- Given records

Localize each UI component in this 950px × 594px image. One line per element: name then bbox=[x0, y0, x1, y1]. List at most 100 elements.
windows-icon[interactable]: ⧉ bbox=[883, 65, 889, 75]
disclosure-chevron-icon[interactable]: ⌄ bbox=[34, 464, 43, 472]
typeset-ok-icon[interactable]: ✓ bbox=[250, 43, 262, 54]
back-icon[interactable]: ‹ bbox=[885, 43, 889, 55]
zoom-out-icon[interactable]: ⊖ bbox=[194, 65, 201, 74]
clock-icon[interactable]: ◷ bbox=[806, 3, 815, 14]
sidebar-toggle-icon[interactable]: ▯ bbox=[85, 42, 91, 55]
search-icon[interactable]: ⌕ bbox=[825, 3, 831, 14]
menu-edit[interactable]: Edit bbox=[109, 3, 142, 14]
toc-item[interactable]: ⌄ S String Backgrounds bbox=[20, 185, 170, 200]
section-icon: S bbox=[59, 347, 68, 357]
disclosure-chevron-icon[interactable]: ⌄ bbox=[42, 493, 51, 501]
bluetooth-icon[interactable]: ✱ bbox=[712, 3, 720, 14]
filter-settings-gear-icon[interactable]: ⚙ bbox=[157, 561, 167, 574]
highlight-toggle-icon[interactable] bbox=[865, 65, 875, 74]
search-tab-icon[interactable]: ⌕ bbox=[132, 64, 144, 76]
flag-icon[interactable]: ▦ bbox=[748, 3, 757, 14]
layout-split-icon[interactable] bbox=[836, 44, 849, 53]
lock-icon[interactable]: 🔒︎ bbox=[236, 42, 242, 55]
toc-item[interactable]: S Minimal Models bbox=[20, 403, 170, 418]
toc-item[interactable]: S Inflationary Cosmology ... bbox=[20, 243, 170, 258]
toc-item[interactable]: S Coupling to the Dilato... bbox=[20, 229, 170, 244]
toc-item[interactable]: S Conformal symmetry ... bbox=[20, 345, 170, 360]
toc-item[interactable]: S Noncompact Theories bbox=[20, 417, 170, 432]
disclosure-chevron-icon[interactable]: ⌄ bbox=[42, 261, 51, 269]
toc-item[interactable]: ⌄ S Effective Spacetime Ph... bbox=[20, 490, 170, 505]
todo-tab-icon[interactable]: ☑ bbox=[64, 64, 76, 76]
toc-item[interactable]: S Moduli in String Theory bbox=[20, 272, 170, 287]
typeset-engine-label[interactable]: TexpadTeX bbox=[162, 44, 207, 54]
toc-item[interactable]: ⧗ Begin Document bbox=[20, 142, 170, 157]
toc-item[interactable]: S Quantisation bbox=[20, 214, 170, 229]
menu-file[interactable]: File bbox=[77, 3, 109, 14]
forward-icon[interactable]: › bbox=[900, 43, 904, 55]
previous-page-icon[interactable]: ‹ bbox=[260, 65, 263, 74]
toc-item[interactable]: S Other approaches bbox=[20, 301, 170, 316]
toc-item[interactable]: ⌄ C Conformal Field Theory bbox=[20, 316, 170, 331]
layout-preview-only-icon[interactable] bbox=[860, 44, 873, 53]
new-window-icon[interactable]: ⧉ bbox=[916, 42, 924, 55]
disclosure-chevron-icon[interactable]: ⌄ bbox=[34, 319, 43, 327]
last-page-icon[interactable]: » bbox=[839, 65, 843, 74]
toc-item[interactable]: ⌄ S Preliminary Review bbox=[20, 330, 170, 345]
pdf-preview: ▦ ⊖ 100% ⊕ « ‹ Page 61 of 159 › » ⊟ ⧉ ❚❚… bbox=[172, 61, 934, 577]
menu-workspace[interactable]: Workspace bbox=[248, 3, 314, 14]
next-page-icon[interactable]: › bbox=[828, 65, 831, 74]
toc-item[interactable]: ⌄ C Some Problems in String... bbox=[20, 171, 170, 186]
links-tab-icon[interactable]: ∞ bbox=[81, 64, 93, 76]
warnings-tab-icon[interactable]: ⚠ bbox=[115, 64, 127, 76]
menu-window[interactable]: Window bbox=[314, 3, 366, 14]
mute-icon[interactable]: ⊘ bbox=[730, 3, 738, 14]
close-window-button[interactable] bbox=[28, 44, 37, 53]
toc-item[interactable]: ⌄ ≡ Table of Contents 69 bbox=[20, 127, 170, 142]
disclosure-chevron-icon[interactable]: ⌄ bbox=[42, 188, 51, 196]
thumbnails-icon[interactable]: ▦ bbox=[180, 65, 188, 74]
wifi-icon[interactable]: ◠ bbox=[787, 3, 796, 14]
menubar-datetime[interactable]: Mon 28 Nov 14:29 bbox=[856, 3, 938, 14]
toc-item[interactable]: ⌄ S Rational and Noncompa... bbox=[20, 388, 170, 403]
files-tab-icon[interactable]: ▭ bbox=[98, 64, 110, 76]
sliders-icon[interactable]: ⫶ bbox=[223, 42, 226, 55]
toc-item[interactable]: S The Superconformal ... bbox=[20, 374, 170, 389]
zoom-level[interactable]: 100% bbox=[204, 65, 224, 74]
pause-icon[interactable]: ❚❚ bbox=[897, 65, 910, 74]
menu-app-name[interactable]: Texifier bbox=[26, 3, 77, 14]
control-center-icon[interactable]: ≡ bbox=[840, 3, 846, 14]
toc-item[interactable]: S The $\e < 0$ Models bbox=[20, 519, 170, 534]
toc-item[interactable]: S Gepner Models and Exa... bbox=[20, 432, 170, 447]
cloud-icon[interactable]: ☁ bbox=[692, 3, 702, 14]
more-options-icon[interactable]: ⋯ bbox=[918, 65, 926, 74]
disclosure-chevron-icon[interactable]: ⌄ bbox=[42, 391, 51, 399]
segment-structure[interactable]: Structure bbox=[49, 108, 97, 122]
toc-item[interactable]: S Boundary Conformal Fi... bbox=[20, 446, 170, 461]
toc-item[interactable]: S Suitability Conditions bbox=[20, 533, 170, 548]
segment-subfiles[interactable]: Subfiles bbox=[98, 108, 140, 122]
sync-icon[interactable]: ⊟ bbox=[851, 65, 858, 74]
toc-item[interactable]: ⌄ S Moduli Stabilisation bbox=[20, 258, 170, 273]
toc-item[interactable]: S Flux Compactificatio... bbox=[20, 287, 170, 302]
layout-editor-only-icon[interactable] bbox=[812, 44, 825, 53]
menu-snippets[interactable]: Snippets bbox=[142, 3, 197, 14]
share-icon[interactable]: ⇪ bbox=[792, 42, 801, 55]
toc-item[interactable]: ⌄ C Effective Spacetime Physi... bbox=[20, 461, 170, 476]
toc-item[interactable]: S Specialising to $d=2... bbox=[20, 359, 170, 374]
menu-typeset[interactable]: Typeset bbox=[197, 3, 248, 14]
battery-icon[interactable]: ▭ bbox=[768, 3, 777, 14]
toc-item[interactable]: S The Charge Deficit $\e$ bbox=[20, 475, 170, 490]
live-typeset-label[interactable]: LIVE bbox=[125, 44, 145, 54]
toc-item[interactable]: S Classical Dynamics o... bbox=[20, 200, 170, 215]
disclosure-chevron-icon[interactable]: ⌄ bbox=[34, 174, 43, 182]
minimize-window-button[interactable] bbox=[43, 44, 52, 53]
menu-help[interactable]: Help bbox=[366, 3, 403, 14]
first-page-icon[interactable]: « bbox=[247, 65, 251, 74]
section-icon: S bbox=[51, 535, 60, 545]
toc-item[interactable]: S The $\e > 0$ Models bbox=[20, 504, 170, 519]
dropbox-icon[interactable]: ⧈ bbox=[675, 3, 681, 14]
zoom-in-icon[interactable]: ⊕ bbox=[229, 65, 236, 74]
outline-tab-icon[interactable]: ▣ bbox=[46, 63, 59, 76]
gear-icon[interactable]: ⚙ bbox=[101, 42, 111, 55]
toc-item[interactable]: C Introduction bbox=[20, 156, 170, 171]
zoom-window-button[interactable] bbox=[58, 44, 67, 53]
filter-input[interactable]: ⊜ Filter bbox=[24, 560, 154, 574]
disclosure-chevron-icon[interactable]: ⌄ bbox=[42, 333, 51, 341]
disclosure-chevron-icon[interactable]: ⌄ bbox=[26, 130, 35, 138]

- To be done
Lay out the rows from the first line through the line containing "disclosure-chevron-icon[interactable]: ⌄ bbox=[34, 464, 43, 472]" as a JSON list of strings, with one string per line and blank lines omitted.

- Output
[
  "Localize each UI component in this 950px × 594px image. One line per element: name then bbox=[x0, y0, x1, y1]. List at most 100 elements.",
  "windows-icon[interactable]: ⧉ bbox=[883, 65, 889, 75]",
  "disclosure-chevron-icon[interactable]: ⌄ bbox=[34, 464, 43, 472]"
]